• **Problem to work on**
Your task is to copy the material exactly.

■ ■ ■ ■ ■ ■ ■

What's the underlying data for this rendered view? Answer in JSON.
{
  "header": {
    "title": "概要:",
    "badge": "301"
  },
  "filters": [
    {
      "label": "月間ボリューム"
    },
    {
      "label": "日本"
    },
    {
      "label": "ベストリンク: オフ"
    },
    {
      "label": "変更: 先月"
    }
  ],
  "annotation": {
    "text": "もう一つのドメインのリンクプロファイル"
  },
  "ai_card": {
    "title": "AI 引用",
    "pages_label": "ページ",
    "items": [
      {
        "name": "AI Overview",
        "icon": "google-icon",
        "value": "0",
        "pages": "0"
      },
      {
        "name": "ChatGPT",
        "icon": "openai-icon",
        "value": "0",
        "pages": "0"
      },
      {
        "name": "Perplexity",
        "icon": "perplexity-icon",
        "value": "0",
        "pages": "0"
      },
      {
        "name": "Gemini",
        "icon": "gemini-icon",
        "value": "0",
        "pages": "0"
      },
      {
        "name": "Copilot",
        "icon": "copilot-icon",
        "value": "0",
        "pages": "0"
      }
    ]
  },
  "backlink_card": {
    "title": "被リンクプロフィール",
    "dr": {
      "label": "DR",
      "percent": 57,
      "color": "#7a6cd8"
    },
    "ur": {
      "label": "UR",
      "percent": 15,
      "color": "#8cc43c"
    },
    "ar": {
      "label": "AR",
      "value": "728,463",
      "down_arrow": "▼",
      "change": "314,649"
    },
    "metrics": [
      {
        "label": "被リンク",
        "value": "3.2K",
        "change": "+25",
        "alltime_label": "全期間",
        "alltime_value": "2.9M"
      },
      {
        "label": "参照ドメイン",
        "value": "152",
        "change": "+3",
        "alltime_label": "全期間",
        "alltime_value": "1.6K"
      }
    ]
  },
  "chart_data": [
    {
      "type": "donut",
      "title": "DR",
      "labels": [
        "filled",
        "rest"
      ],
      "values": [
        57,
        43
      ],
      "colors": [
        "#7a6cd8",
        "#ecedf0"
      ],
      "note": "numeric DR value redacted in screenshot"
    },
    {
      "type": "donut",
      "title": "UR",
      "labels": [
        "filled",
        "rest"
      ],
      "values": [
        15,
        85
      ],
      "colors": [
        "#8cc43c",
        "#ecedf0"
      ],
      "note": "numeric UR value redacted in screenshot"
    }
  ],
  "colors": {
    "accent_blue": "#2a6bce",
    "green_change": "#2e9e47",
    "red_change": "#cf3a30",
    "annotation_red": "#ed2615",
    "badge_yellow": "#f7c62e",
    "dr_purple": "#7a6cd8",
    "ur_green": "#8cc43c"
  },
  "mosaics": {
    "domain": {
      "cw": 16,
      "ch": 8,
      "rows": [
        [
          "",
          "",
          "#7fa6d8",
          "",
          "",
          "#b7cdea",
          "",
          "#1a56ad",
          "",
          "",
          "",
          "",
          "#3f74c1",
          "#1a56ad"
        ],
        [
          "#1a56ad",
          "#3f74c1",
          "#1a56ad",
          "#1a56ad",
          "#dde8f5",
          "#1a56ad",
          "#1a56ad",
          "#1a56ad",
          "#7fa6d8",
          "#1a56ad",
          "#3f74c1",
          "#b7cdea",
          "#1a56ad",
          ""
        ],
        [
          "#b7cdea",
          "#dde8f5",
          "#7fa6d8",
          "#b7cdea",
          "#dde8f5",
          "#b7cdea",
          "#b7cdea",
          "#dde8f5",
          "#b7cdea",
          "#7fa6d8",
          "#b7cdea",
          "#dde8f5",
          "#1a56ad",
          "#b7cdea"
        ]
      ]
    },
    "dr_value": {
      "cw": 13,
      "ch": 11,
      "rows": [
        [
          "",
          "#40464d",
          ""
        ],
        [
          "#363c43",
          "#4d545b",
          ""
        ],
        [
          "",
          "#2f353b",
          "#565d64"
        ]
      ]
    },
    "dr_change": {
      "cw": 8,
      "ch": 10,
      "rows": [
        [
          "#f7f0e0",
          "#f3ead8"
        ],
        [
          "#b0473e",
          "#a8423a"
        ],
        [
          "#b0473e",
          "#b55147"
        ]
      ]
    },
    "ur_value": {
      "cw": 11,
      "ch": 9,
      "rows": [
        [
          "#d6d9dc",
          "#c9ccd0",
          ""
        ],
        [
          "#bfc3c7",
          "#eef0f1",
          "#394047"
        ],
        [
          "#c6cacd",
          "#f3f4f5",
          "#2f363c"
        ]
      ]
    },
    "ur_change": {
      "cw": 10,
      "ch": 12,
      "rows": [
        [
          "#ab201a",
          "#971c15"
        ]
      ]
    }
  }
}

■ ■ ■ ■ ■ ■ ■

• **Exercise output**
What's the underlying data for this rendered view? Answer in JSON.
{
  "header": {
    "title": "概要:",
    "badge": "301"
  },
  "filters": [
    {
      "label": "月間ボリューム"
    },
    {
      "label": "日本"
    },
    {
      "label": "ベストリンク: オフ"
    },
    {
      "label": "変更: 先月"
    }
  ],
  "annotation": {
    "text": "もう一つのドメインのリンクプロファイル"
  },
  "ai_card": {
    "title": "AI 引用",
    "pages_label": "ページ",
    "items": [
      {
        "name": "AI Overview",
        "icon": "google-icon",
        "value": "0",
        "pages": "0"
      },
      {
        "name": "ChatGPT",
        "icon": "openai-icon",
        "value": "0",
        "pages": "0"
      },
      {
        "name": "Perplexity",
        "icon": "perplexity-icon",
        "value": "0",
        "pages": "0"
      },
      {
        "name": "Gemini",
        "icon": "gemini-icon",
        "value": "0",
        "pages": "0"
      },
      {
        "name": "Copilot",
        "icon": "copilot-icon",
        "value": "0",
        "pages": "0"
      }
    ]
  },
  "backlink_card": {
    "title": "被リンクプロフィール",
    "dr": {
      "label": "DR",
      "percent": 57,
      "color": "#7a6cd8"
    },
    "ur": {
      "label": "UR",
      "percent": 15,
      "color": "#8cc43c"
    },
    "ar": {
      "label": "AR",
      "value": "728,463",
      "down_arrow": "▼",
      "change": "314,649"
    },
    "metrics": [
      {
        "label": "被リンク",
        "value": "3.2K",
        "change": "+25",
        "alltime_label": "全期間",
        "alltime_value": "2.9M"
      },
      {
        "label": "参照ドメイン",
        "value": "152",
        "change": "+3",
        "alltime_label": "全期間",
        "alltime_value": "1.6K"
      }
    ]
  },
  "chart_data": [
    {
      "type": "donut",
      "title": "DR",
      "labels": [
        "filled",
        "rest"
      ],
      "values": [
        57,
        43
      ],
      "colors": [
        "#7a6cd8",
        "#ecedf0"
      ],
      "note": "numeric DR value redacted in screenshot"
    },
    {
      "type": "donut",
      "title": "UR",
      "labels": [
        "filled",
        "rest"
      ],
      "values": [
        15,
        85
      ],
      "colors": [
        "#8cc43c",
        "#ecedf0"
      ],
      "note": "numeric UR value redacted in screenshot"
    }
  ],
  "colors": {
    "accent_blue": "#2a6bce",
    "green_change": "#2e9e47",
    "red_change": "#cf3a30",
    "annotation_red": "#ed2615",
    "badge_yellow": "#f7c62e",
    "dr_purple": "#7a6cd8",
    "ur_green": "#8cc43c"
  },
  "mosaics": {
    "domain": {
      "cw": 16,
      "ch": 8,
      "rows": [
        [
          "",
          "",
          "#7fa6d8",
          "",
          "",
          "#b7cdea",
          "",
          "#1a56ad",
          "",
          "",
          "",
          "",
          "#3f74c1",
          "#1a56ad"
        ],
        [
          "#1a56ad",
          "#3f74c1",
          "#1a56ad",
          "#1a56ad",
          "#dde8f5",
          "#1a56ad",
          "#1a56ad",
          "#1a56ad",
          "#7fa6d8",
          "#1a56ad",
          "#3f74c1",
          "#b7cdea",
          "#1a56ad",
          ""
        ],
        [
          "#b7cdea",
          "#dde8f5",
          "#7fa6d8",
          "#b7cdea",
          "#dde8f5",
          "#b7cdea",
          "#b7cdea",
          "#dde8f5",
          "#b7cdea",
          "#7fa6d8",
          "#b7cdea",
          "#dde8f5",
          "#1a56ad",
          "#b7cdea"
        ]
      ]
    },
    "dr_value": {
      "cw": 13,
      "ch": 11,
      "rows": [
        [
          "",
          "#40464d",
          ""
        ],
        [
          "#363c43",
          "#4d545b",
          ""
        ],
        [
          "",
          "#2f353b",
          "#565d64"
        ]
      ]
    },
    "dr_change": {
      "cw": 8,
      "ch": 10,
      "rows": [
        [
          "#f7f0e0",
          "#f3ead8"
        ],
        [
          "#b0473e",
          "#a8423a"
        ],
        [
          "#b0473e",
          "#b55147"
        ]
      ]
    },
    "ur_value": {
      "cw": 11,
      "ch": 9,
      "rows": [
        [
          "#d6d9dc",
          "#c9ccd0",
          ""
        ],
        [
          "#bfc3c7",
          "#eef0f1",
          "#394047"
        ],
        [
          "#c6cacd",
          "#f3f4f5",
          "#2f363c"
        ]
      ]
    },
    "ur_change": {
      "cw": 10,
      "ch": 12,
      "rows": [
        [
          "#ab201a",
          "#971c15"
        ]
      ]
    }
  }
}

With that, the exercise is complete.